WHAT THE TASK REQUIRES
Copy the data that follows, character for character, minus the pictures.

— Start of DATA SHOWN —

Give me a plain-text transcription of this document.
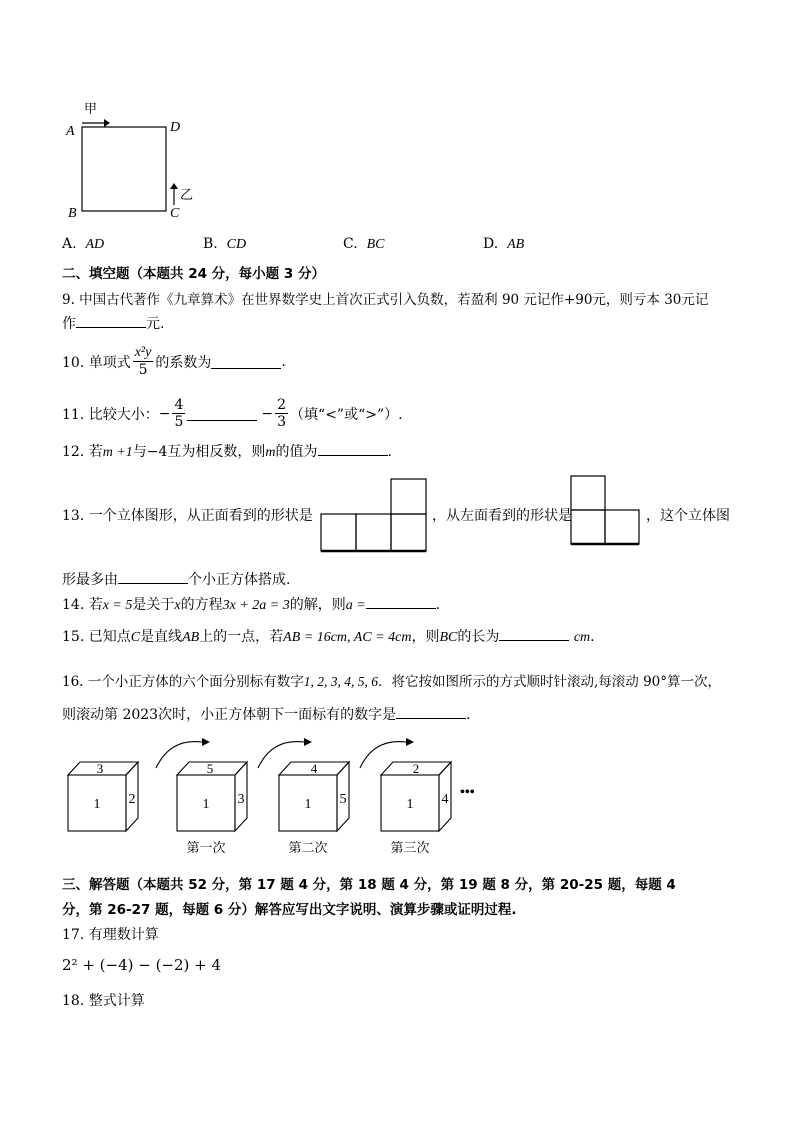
甲
A	D
B	C
乙
A. AD	B. CD	C. BC	D. AB
二、填空题（本题共 24 分，每小题 3 分）
9. 中国古代著作《九章算术》在世界数学史上首次正式引入负数，若盈利 90 元记作+90元，则亏本 30元记
作	元.
10. 单项式 $\frac{\text{x²y}}{5}$ 的系数为	.
11. 比较大小： − $\frac{4}{5}$	− $\frac{2}{3}$ （填“<”或“>”）.
12. 若m +1与−4互为相反数，则m的值为	.
13. 一个立体图形，从正面看到的形状是	，从左面看到的形状是	，这个立体图
形最多由	个小正方体搭成.
14. 若x = 5是关于x的方程3x + 2a = 3的解，则a =	.
15. 已知点C是直线AB上的一点，若AB = 16cm, AC = 4cm，则BC的长为	cm.
16. 一个小正方体的六个面分别标有数字1, 2, 3, 4, 5, 6．将它按如图所示的方式顺时针滚动,每滚动 90°算一次，
则滚动第 2023次时，小正方体朝下一面标有的数字是	.
3
1 2
5
1 3
第一次
4
1 5
第二次
2
1 4
第三次
•••
三、解答题（本题共 52 分，第 17 题 4 分，第 18 题 4 分，第 19 题 8 分，第 20-25 题，每题 4
分，第 26-27 题，每题 6 分）解答应写出文字说明、演算步骤或证明过程.
17. 有理数计算
2² + (−4) − (−2) + 4
18. 整式计算
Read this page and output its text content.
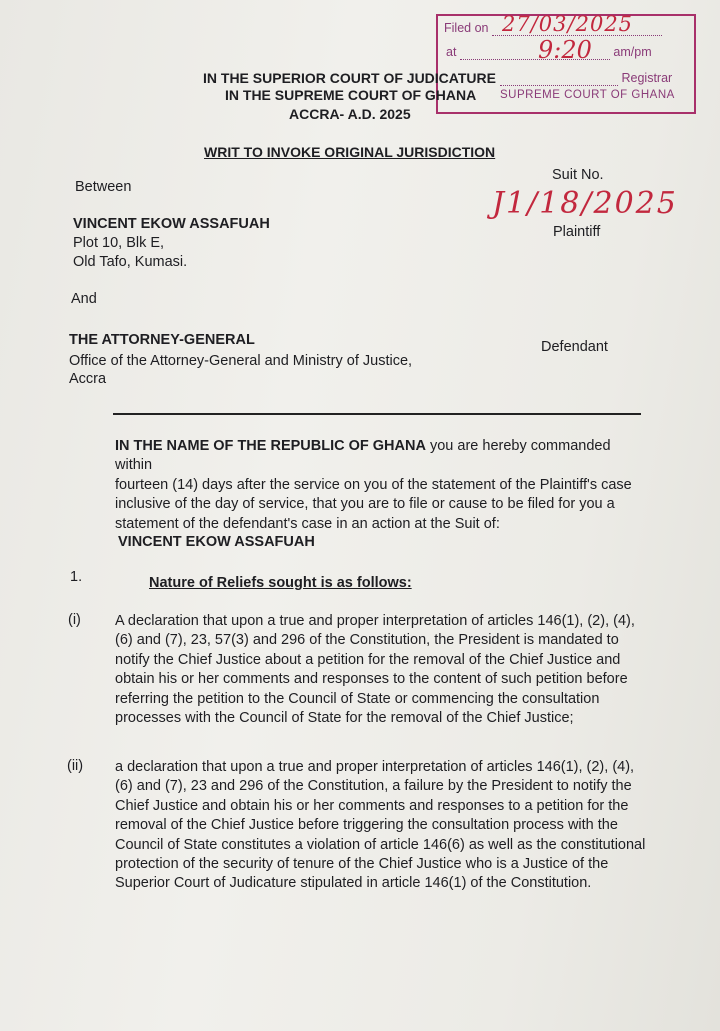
Filed on
at	am/pm
Registrar
SUPREME COURT OF GHANA
27/03/2025
9:20
IN THE SUPERIOR COURT OF JUDICATURE
IN THE SUPREME COURT OF GHANA
ACCRA- A.D. 2025
WRIT TO INVOKE ORIGINAL JURISDICTION
Suit No.
J1/18/2025
Between
VINCENT EKOW ASSAFUAH
Plot 10, Blk E,
Old Tafo, Kumasi.
Plaintiff
And
THE ATTORNEY-GENERAL
Office of the Attorney-General and Ministry of Justice,
Accra
Defendant
IN THE NAME OF THE REPUBLIC OF GHANA you are hereby commanded within
fourteen (14) days after the service on you of the statement of the Plaintiff's case
inclusive of the day of service, that you are to file or cause to be filed for you a
statement of the defendant's case in an action at the Suit of:
VINCENT EKOW ASSAFUAH
1.	Nature of Reliefs sought is as follows:
(i) A declaration that upon a true and proper interpretation of articles 146(1), (2), (4),
(6) and (7), 23, 57(3) and 296 of the Constitution, the President is mandated to
notify the Chief Justice about a petition for the removal of the Chief Justice and
obtain his or her comments and responses to the content of such petition before
referring the petition to the Council of State or commencing the consultation
processes with the Council of State for the removal of the Chief Justice;
(ii) a declaration that upon a true and proper interpretation of articles 146(1), (2), (4),
(6) and (7), 23 and 296 of the Constitution, a failure by the President to notify the
Chief Justice and obtain his or her comments and responses to a petition for the
removal of the Chief Justice before triggering the consultation process with the
Council of State constitutes a violation of article 146(6) as well as the constitutional
protection of the security of tenure of the Chief Justice who is a Justice of the
Superior Court of Judicature stipulated in article 146(1) of the Constitution.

— End of DATA SHOWN —

EXERCISE RESPONSE
Give me a plain-text transcription of this document.
甲
A	D
B	C
乙
A. AD	B. CD	C. BC	D. AB
二、填空题（本题共 24 分，每小题 3 分）
9. 中国古代著作《九章算术》在世界数学史上首次正式引入负数，若盈利 90 元记作+90元，则亏本 30元记
作	元.
10. 单项式 $\frac{\text{x²y}}{5}$ 的系数为	.
11. 比较大小： − $\frac{4}{5}$	− $\frac{2}{3}$ （填“<”或“>”）.
12. 若m +1与−4互为相反数，则m的值为	.
13. 一个立体图形，从正面看到的形状是	，从左面看到的形状是	，这个立体图
形最多由	个小正方体搭成.
14. 若x = 5是关于x的方程3x + 2a = 3的解，则a =	.
15. 已知点C是直线AB上的一点，若AB = 16cm, AC = 4cm，则BC的长为	cm.
16. 一个小正方体的六个面分别标有数字1, 2, 3, 4, 5, 6．将它按如图所示的方式顺时针滚动,每滚动 90°算一次，
则滚动第 2023次时，小正方体朝下一面标有的数字是	.
3
1 2
5
1 3
第一次
4
1 5
第二次
2
1 4
第三次
•••
三、解答题（本题共 52 分，第 17 题 4 分，第 18 题 4 分，第 19 题 8 分，第 20-25 题，每题 4
分，第 26-27 题，每题 6 分）解答应写出文字说明、演算步骤或证明过程.
17. 有理数计算
2² + (−4) − (−2) + 4
18. 整式计算
Read this page and output its text content.
Filed on
at	am/pm
Registrar
SUPREME COURT OF GHANA
27/03/2025
9:20
IN THE SUPERIOR COURT OF JUDICATURE
IN THE SUPREME COURT OF GHANA
ACCRA- A.D. 2025
WRIT TO INVOKE ORIGINAL JURISDICTION
Suit No.
J1/18/2025
Between
VINCENT EKOW ASSAFUAH
Plot 10, Blk E,
Old Tafo, Kumasi.
Plaintiff
And
THE ATTORNEY-GENERAL
Office of the Attorney-General and Ministry of Justice,
Accra
Defendant
IN THE NAME OF THE REPUBLIC OF GHANA you are hereby commanded within
fourteen (14) days after the service on you of the statement of the Plaintiff's case
inclusive of the day of service, that you are to file or cause to be filed for you a
statement of the defendant's case in an action at the Suit of:
VINCENT EKOW ASSAFUAH
1.	Nature of Reliefs sought is as follows:
(i) A declaration that upon a true and proper interpretation of articles 146(1), (2), (4),
(6) and (7), 23, 57(3) and 296 of the Constitution, the President is mandated to
notify the Chief Justice about a petition for the removal of the Chief Justice and
obtain his or her comments and responses to the content of such petition before
referring the petition to the Council of State or commencing the consultation
processes with the Council of State for the removal of the Chief Justice;
(ii) a declaration that upon a true and proper interpretation of articles 146(1), (2), (4),
(6) and (7), 23 and 296 of the Constitution, a failure by the President to notify the
Chief Justice and obtain his or her comments and responses to a petition for the
removal of the Chief Justice before triggering the consultation process with the
Council of State constitutes a violation of article 146(6) as well as the constitutional
protection of the security of tenure of the Chief Justice who is a Justice of the
Superior Court of Judicature stipulated in article 146(1) of the Constitution.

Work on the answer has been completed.